_TO BE DONE_
Without altering anything, output the material below.

(Stored entries)
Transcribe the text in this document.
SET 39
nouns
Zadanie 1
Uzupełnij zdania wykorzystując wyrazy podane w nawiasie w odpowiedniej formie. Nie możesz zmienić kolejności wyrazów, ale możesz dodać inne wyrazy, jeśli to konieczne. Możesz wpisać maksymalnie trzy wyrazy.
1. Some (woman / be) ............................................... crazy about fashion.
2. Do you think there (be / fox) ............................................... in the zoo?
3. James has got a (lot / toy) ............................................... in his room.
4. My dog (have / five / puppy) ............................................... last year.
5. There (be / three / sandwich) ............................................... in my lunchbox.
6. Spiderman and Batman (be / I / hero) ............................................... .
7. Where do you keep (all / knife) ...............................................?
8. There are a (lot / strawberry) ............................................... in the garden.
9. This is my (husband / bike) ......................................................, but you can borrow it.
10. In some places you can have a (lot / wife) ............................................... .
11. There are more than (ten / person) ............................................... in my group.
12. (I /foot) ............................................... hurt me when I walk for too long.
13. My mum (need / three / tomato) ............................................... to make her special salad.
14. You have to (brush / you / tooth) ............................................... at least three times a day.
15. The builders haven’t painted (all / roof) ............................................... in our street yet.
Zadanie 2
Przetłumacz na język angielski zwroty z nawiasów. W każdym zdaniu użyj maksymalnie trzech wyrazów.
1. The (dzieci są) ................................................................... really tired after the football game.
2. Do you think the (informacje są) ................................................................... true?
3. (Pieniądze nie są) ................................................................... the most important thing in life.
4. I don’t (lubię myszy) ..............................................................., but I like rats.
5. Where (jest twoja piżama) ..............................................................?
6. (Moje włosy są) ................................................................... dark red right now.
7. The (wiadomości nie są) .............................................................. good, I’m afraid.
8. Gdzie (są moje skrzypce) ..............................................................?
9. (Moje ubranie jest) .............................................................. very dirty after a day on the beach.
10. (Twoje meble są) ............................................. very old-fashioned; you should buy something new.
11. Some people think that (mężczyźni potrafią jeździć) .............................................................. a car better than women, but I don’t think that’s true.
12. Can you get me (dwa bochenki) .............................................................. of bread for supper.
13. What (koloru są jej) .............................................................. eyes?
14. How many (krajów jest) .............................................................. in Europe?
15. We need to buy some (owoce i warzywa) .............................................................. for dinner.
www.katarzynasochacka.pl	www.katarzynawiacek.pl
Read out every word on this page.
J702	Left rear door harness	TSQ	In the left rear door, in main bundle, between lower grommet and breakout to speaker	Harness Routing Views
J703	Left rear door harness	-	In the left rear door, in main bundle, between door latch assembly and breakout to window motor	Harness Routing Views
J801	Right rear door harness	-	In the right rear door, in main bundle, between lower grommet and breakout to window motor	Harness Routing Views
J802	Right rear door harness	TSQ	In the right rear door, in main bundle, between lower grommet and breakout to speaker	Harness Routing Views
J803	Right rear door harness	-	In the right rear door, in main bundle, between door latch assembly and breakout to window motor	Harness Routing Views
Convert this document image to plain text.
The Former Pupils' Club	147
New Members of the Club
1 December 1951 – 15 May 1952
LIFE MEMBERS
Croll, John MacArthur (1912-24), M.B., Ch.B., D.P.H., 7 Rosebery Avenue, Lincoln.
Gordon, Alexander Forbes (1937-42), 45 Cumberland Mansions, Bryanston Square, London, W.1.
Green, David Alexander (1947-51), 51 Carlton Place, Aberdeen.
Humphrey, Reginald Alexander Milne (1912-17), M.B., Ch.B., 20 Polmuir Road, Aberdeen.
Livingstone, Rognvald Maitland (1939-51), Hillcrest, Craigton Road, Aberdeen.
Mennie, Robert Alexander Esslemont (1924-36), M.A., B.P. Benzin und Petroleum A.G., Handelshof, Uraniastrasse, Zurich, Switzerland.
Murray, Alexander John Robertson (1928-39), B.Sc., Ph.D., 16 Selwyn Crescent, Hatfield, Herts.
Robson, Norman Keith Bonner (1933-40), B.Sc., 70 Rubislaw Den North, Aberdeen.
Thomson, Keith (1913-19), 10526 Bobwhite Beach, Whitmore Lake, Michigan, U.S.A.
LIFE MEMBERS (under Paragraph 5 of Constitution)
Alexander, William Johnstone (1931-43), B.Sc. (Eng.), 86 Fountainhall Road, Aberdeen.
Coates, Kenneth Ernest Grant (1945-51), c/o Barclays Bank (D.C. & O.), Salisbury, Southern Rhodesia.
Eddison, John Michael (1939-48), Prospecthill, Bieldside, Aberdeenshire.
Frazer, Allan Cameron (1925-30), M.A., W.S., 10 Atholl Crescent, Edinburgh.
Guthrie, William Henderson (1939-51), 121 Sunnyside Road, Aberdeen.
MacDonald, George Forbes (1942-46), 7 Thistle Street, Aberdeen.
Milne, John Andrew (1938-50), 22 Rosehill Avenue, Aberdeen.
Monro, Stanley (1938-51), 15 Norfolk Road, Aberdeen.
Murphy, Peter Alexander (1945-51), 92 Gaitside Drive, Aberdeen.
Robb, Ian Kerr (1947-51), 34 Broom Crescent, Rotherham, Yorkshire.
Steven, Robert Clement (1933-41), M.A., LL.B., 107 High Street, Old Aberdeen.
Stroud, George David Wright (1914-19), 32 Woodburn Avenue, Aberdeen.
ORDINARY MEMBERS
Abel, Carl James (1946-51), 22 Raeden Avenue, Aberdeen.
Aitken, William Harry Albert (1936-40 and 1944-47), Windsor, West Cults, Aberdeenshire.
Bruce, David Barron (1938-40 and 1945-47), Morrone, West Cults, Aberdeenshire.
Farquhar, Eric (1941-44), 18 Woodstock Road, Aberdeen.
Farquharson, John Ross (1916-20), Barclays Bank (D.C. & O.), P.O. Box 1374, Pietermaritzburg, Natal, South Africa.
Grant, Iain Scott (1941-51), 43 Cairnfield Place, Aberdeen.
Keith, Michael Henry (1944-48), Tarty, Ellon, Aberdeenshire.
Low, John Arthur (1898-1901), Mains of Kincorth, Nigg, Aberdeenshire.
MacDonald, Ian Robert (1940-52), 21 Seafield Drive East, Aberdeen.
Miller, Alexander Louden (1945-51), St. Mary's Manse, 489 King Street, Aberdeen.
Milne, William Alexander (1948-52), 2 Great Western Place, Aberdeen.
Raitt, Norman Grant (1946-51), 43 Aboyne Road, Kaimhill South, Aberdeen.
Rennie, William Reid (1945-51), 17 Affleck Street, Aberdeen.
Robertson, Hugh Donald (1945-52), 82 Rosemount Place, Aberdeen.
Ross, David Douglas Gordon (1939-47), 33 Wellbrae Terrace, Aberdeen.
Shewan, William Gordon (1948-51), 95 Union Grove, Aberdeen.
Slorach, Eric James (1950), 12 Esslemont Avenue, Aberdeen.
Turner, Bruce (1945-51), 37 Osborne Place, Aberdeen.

_OUTPUT_
Transcribe the text in this document.
SET 39
nouns
Zadanie 1
Uzupełnij zdania wykorzystując wyrazy podane w nawiasie w odpowiedniej formie. Nie możesz zmienić kolejności wyrazów, ale możesz dodać inne wyrazy, jeśli to konieczne. Możesz wpisać maksymalnie trzy wyrazy.
1. Some (woman / be) ............................................... crazy about fashion.
2. Do you think there (be / fox) ............................................... in the zoo?
3. James has got a (lot / toy) ............................................... in his room.
4. My dog (have / five / puppy) ............................................... last year.
5. There (be / three / sandwich) ............................................... in my lunchbox.
6. Spiderman and Batman (be / I / hero) ............................................... .
7. Where do you keep (all / knife) ...............................................?
8. There are a (lot / strawberry) ............................................... in the garden.
9. This is my (husband / bike) ......................................................, but you can borrow it.
10. In some places you can have a (lot / wife) ............................................... .
11. There are more than (ten / person) ............................................... in my group.
12. (I /foot) ............................................... hurt me when I walk for too long.
13. My mum (need / three / tomato) ............................................... to make her special salad.
14. You have to (brush / you / tooth) ............................................... at least three times a day.
15. The builders haven’t painted (all / roof) ............................................... in our street yet.
Zadanie 2
Przetłumacz na język angielski zwroty z nawiasów. W każdym zdaniu użyj maksymalnie trzech wyrazów.
1. The (dzieci są) ................................................................... really tired after the football game.
2. Do you think the (informacje są) ................................................................... true?
3. (Pieniądze nie są) ................................................................... the most important thing in life.
4. I don’t (lubię myszy) ..............................................................., but I like rats.
5. Where (jest twoja piżama) ..............................................................?
6. (Moje włosy są) ................................................................... dark red right now.
7. The (wiadomości nie są) .............................................................. good, I’m afraid.
8. Gdzie (są moje skrzypce) ..............................................................?
9. (Moje ubranie jest) .............................................................. very dirty after a day on the beach.
10. (Twoje meble są) ............................................. very old-fashioned; you should buy something new.
11. Some people think that (mężczyźni potrafią jeździć) .............................................................. a car better than women, but I don’t think that’s true.
12. Can you get me (dwa bochenki) .............................................................. of bread for supper.
13. What (koloru są jej) .............................................................. eyes?
14. How many (krajów jest) .............................................................. in Europe?
15. We need to buy some (owoce i warzywa) .............................................................. for dinner.
www.katarzynasochacka.pl	www.katarzynawiacek.pl
Read out every word on this page.
J702	Left rear door harness	TSQ	In the left rear door, in main bundle, between lower grommet and breakout to speaker	Harness Routing Views
J703	Left rear door harness	-	In the left rear door, in main bundle, between door latch assembly and breakout to window motor	Harness Routing Views
J801	Right rear door harness	-	In the right rear door, in main bundle, between lower grommet and breakout to window motor	Harness Routing Views
J802	Right rear door harness	TSQ	In the right rear door, in main bundle, between lower grommet and breakout to speaker	Harness Routing Views
J803	Right rear door harness	-	In the right rear door, in main bundle, between door latch assembly and breakout to window motor	Harness Routing Views
Convert this document image to plain text.
The Former Pupils' Club	147
New Members of the Club
1 December 1951 – 15 May 1952
LIFE MEMBERS
Croll, John MacArthur (1912-24), M.B., Ch.B., D.P.H., 7 Rosebery Avenue, Lincoln.
Gordon, Alexander Forbes (1937-42), 45 Cumberland Mansions, Bryanston Square, London, W.1.
Green, David Alexander (1947-51), 51 Carlton Place, Aberdeen.
Humphrey, Reginald Alexander Milne (1912-17), M.B., Ch.B., 20 Polmuir Road, Aberdeen.
Livingstone, Rognvald Maitland (1939-51), Hillcrest, Craigton Road, Aberdeen.
Mennie, Robert Alexander Esslemont (1924-36), M.A., B.P. Benzin und Petroleum A.G., Handelshof, Uraniastrasse, Zurich, Switzerland.
Murray, Alexander John Robertson (1928-39), B.Sc., Ph.D., 16 Selwyn Crescent, Hatfield, Herts.
Robson, Norman Keith Bonner (1933-40), B.Sc., 70 Rubislaw Den North, Aberdeen.
Thomson, Keith (1913-19), 10526 Bobwhite Beach, Whitmore Lake, Michigan, U.S.A.
LIFE MEMBERS (under Paragraph 5 of Constitution)
Alexander, William Johnstone (1931-43), B.Sc. (Eng.), 86 Fountainhall Road, Aberdeen.
Coates, Kenneth Ernest Grant (1945-51), c/o Barclays Bank (D.C. & O.), Salisbury, Southern Rhodesia.
Eddison, John Michael (1939-48), Prospecthill, Bieldside, Aberdeenshire.
Frazer, Allan Cameron (1925-30), M.A., W.S., 10 Atholl Crescent, Edinburgh.
Guthrie, William Henderson (1939-51), 121 Sunnyside Road, Aberdeen.
MacDonald, George Forbes (1942-46), 7 Thistle Street, Aberdeen.
Milne, John Andrew (1938-50), 22 Rosehill Avenue, Aberdeen.
Monro, Stanley (1938-51), 15 Norfolk Road, Aberdeen.
Murphy, Peter Alexander (1945-51), 92 Gaitside Drive, Aberdeen.
Robb, Ian Kerr (1947-51), 34 Broom Crescent, Rotherham, Yorkshire.
Steven, Robert Clement (1933-41), M.A., LL.B., 107 High Street, Old Aberdeen.
Stroud, George David Wright (1914-19), 32 Woodburn Avenue, Aberdeen.
ORDINARY MEMBERS
Abel, Carl James (1946-51), 22 Raeden Avenue, Aberdeen.
Aitken, William Harry Albert (1936-40 and 1944-47), Windsor, West Cults, Aberdeenshire.
Bruce, David Barron (1938-40 and 1945-47), Morrone, West Cults, Aberdeenshire.
Farquhar, Eric (1941-44), 18 Woodstock Road, Aberdeen.
Farquharson, John Ross (1916-20), Barclays Bank (D.C. & O.), P.O. Box 1374, Pietermaritzburg, Natal, South Africa.
Grant, Iain Scott (1941-51), 43 Cairnfield Place, Aberdeen.
Keith, Michael Henry (1944-48), Tarty, Ellon, Aberdeenshire.
Low, John Arthur (1898-1901), Mains of Kincorth, Nigg, Aberdeenshire.
MacDonald, Ian Robert (1940-52), 21 Seafield Drive East, Aberdeen.
Miller, Alexander Louden (1945-51), St. Mary's Manse, 489 King Street, Aberdeen.
Milne, William Alexander (1948-52), 2 Great Western Place, Aberdeen.
Raitt, Norman Grant (1946-51), 43 Aboyne Road, Kaimhill South, Aberdeen.
Rennie, William Reid (1945-51), 17 Affleck Street, Aberdeen.
Robertson, Hugh Donald (1945-52), 82 Rosemount Place, Aberdeen.
Ross, David Douglas Gordon (1939-47), 33 Wellbrae Terrace, Aberdeen.
Shewan, William Gordon (1948-51), 95 Union Grove, Aberdeen.
Slorach, Eric James (1950), 12 Esslemont Avenue, Aberdeen.
Turner, Bruce (1945-51), 37 Osborne Place, Aberdeen.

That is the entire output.